>>>>

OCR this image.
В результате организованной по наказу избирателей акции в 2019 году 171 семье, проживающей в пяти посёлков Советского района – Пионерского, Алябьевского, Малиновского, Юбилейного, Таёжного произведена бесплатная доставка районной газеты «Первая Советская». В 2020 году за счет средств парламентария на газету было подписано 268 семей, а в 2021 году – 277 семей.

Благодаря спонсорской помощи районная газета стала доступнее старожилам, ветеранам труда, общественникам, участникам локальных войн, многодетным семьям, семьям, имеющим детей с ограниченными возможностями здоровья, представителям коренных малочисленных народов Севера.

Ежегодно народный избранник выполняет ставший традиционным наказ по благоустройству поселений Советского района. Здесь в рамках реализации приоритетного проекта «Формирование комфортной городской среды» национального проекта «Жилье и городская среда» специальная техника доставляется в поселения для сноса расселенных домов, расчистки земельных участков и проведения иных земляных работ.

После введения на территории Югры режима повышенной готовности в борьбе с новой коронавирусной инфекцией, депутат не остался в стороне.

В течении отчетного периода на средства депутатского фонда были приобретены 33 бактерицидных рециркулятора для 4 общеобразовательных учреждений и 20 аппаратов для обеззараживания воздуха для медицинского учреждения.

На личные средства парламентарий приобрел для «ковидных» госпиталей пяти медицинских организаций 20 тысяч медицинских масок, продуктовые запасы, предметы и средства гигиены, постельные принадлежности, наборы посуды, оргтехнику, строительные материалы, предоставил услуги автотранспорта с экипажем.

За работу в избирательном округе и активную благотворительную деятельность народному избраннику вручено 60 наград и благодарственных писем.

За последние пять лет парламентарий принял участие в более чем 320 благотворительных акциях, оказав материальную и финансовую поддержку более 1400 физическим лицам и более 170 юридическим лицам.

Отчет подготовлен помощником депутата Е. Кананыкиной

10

<<<<

» To do: Provide only the number of lines in the entries that hold the word "средства".

» Expected answer: 2